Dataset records
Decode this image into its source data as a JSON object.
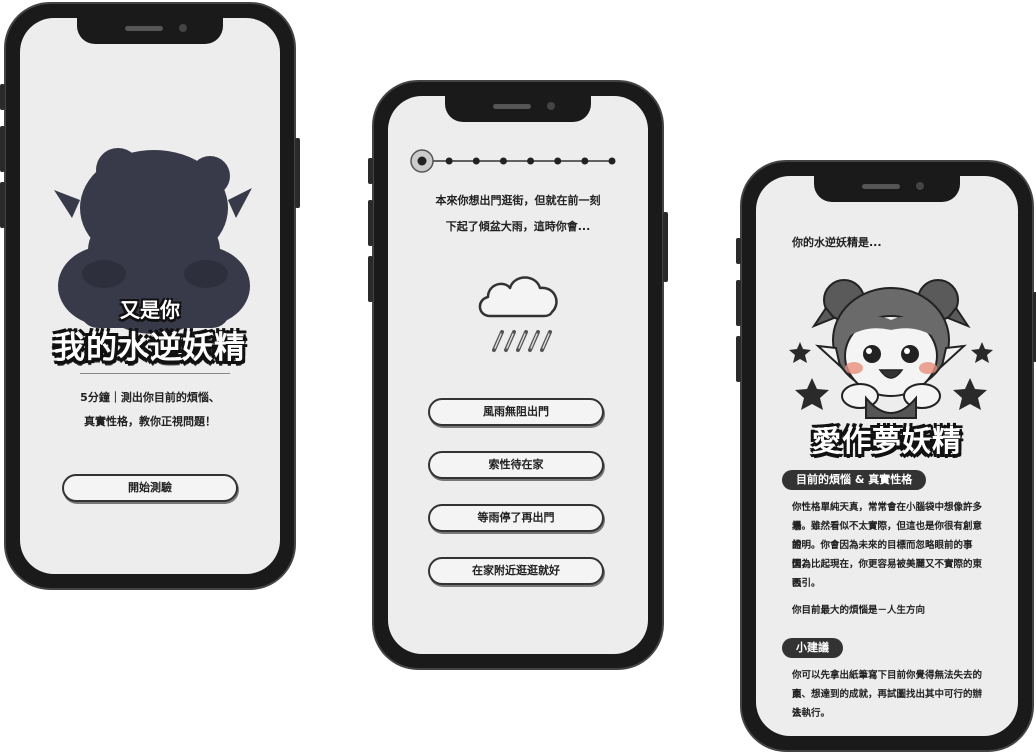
{
  "intro": {
    "subtitle": "又是你",
    "title": "我的水逆妖精",
    "desc_line1": "5分鐘｜測出你目前的煩惱、",
    "desc_line2": "真實性格，教你正視問題！",
    "start_label": "開始測驗"
  },
  "quiz": {
    "question_line1": "本來你想出門逛街，但就在前一刻",
    "question_line2": "下起了傾盆大雨，這時你會...",
    "progress": {
      "current": 1,
      "total": 8
    },
    "weather_icon": "rain-cloud-icon",
    "options": [
      "風雨無阻出門",
      "索性待在家",
      "等雨停了再出門",
      "在家附近逛逛就好"
    ]
  },
  "result": {
    "intro": "你的水逆妖精是...",
    "name": "愛作夢妖精",
    "section1_label": "目前的煩惱 & 真實性格",
    "personality_lines": [
      "你性格單純天真，常常會在小腦袋中想像許多場",
      "景。雖然看似不太實際，但這也是你很有創意的",
      "證明。你會因為未來的目標而忽略眼前的事情，",
      "因為比起現在，你更容易被美麗又不實際的東西",
      "吸引。"
    ],
    "worry": "你目前最大的煩惱是－人生方向",
    "section2_label": "小建議",
    "advice_lines": [
      "你可以先拿出紙筆寫下目前你覺得無法失去的東",
      "西、想達到的成就，再試圖找出其中可行的辦法",
      "去執行。"
    ]
  },
  "colors": {
    "phone_frame": "#1a1a1a",
    "screen_bg": "#ededed",
    "silhouette": "#383a4a",
    "tag_bg": "#333333"
  }
}
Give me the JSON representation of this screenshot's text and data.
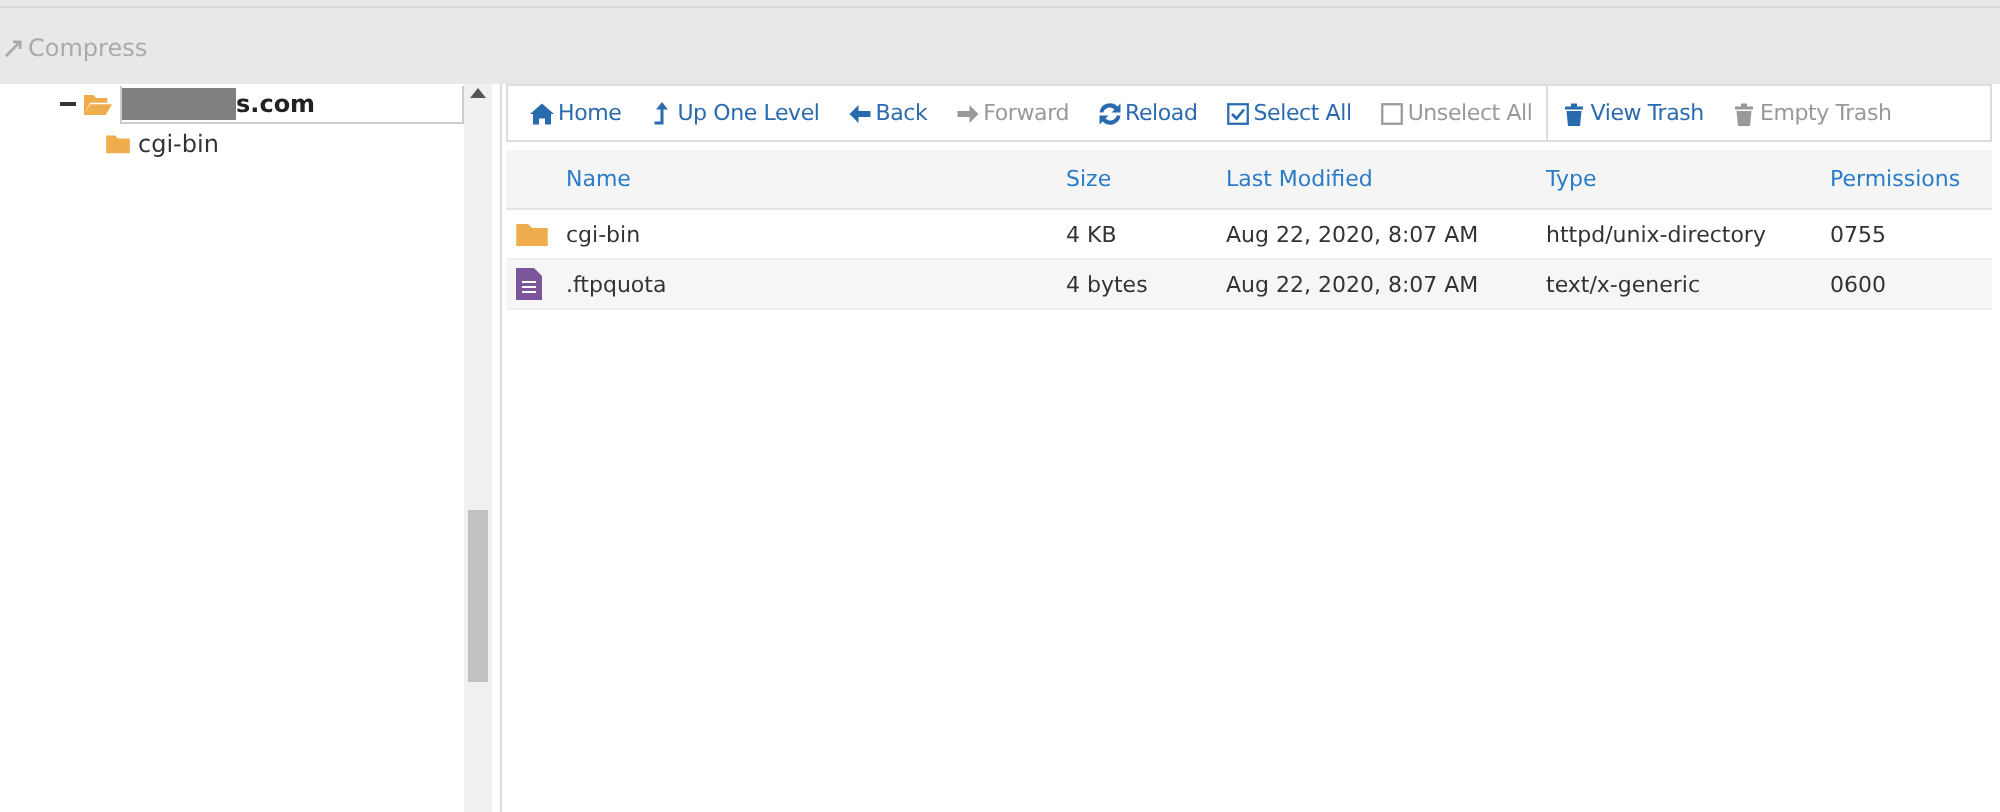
{
  "top_toolbar": {
    "compress": {
      "label": "Compress",
      "disabled": true
    }
  },
  "tree": {
    "root": {
      "label": "s.com",
      "redacted": true,
      "expanded": true,
      "selected": true,
      "children": [
        {
          "label": "cgi-bin"
        }
      ]
    }
  },
  "actions": [
    {
      "label": "Home",
      "disabled": false
    },
    {
      "label": "Up One Level",
      "disabled": false
    },
    {
      "label": "Back",
      "disabled": false
    },
    {
      "label": "Forward",
      "disabled": true
    },
    {
      "label": "Reload",
      "disabled": false
    },
    {
      "label": "Select All",
      "disabled": false
    },
    {
      "label": "Unselect All",
      "disabled": true
    },
    {
      "label": "View Trash",
      "disabled": false,
      "separator": true
    },
    {
      "label": "Empty Trash",
      "disabled": true
    }
  ],
  "table": {
    "columns": [
      "Name",
      "Size",
      "Last Modified",
      "Type",
      "Permissions"
    ],
    "rows": [
      {
        "kind": "folder",
        "cells": [
          "cgi-bin",
          "4 KB",
          "Aug 22, 2020, 8:07 AM",
          "httpd/unix-directory",
          "0755"
        ]
      },
      {
        "kind": "file",
        "cells": [
          ".ftpquota",
          "4 bytes",
          "Aug 22, 2020, 8:07 AM",
          "text/x-generic",
          "0600"
        ]
      }
    ]
  }
}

> [STATED GOAL] Return the records exactly. Don't carry the pictures over.

> [ANSWER TO THIS PROBLEM]
Decode this image into its source data as a JSON object.
{
  "intro": {
    "subtitle": "又是你",
    "title": "我的水逆妖精",
    "desc_line1": "5分鐘｜測出你目前的煩惱、",
    "desc_line2": "真實性格，教你正視問題！",
    "start_label": "開始測驗"
  },
  "quiz": {
    "question_line1": "本來你想出門逛街，但就在前一刻",
    "question_line2": "下起了傾盆大雨，這時你會...",
    "progress": {
      "current": 1,
      "total": 8
    },
    "weather_icon": "rain-cloud-icon",
    "options": [
      "風雨無阻出門",
      "索性待在家",
      "等雨停了再出門",
      "在家附近逛逛就好"
    ]
  },
  "result": {
    "intro": "你的水逆妖精是...",
    "name": "愛作夢妖精",
    "section1_label": "目前的煩惱 & 真實性格",
    "personality_lines": [
      "你性格單純天真，常常會在小腦袋中想像許多場",
      "景。雖然看似不太實際，但這也是你很有創意的",
      "證明。你會因為未來的目標而忽略眼前的事情，",
      "因為比起現在，你更容易被美麗又不實際的東西",
      "吸引。"
    ],
    "worry": "你目前最大的煩惱是－人生方向",
    "section2_label": "小建議",
    "advice_lines": [
      "你可以先拿出紙筆寫下目前你覺得無法失去的東",
      "西、想達到的成就，再試圖找出其中可行的辦法",
      "去執行。"
    ]
  },
  "colors": {
    "phone_frame": "#1a1a1a",
    "screen_bg": "#ededed",
    "silhouette": "#383a4a",
    "tag_bg": "#333333"
  }
}
Give me the JSON representation of this screenshot's text and data.
{
  "top_toolbar": {
    "compress": {
      "label": "Compress",
      "disabled": true
    }
  },
  "tree": {
    "root": {
      "label": "s.com",
      "redacted": true,
      "expanded": true,
      "selected": true,
      "children": [
        {
          "label": "cgi-bin"
        }
      ]
    }
  },
  "actions": [
    {
      "label": "Home",
      "disabled": false
    },
    {
      "label": "Up One Level",
      "disabled": false
    },
    {
      "label": "Back",
      "disabled": false
    },
    {
      "label": "Forward",
      "disabled": true
    },
    {
      "label": "Reload",
      "disabled": false
    },
    {
      "label": "Select All",
      "disabled": false
    },
    {
      "label": "Unselect All",
      "disabled": true
    },
    {
      "label": "View Trash",
      "disabled": false,
      "separator": true
    },
    {
      "label": "Empty Trash",
      "disabled": true
    }
  ],
  "table": {
    "columns": [
      "Name",
      "Size",
      "Last Modified",
      "Type",
      "Permissions"
    ],
    "rows": [
      {
        "kind": "folder",
        "cells": [
          "cgi-bin",
          "4 KB",
          "Aug 22, 2020, 8:07 AM",
          "httpd/unix-directory",
          "0755"
        ]
      },
      {
        "kind": "file",
        "cells": [
          ".ftpquota",
          "4 bytes",
          "Aug 22, 2020, 8:07 AM",
          "text/x-generic",
          "0600"
        ]
      }
    ]
  }
}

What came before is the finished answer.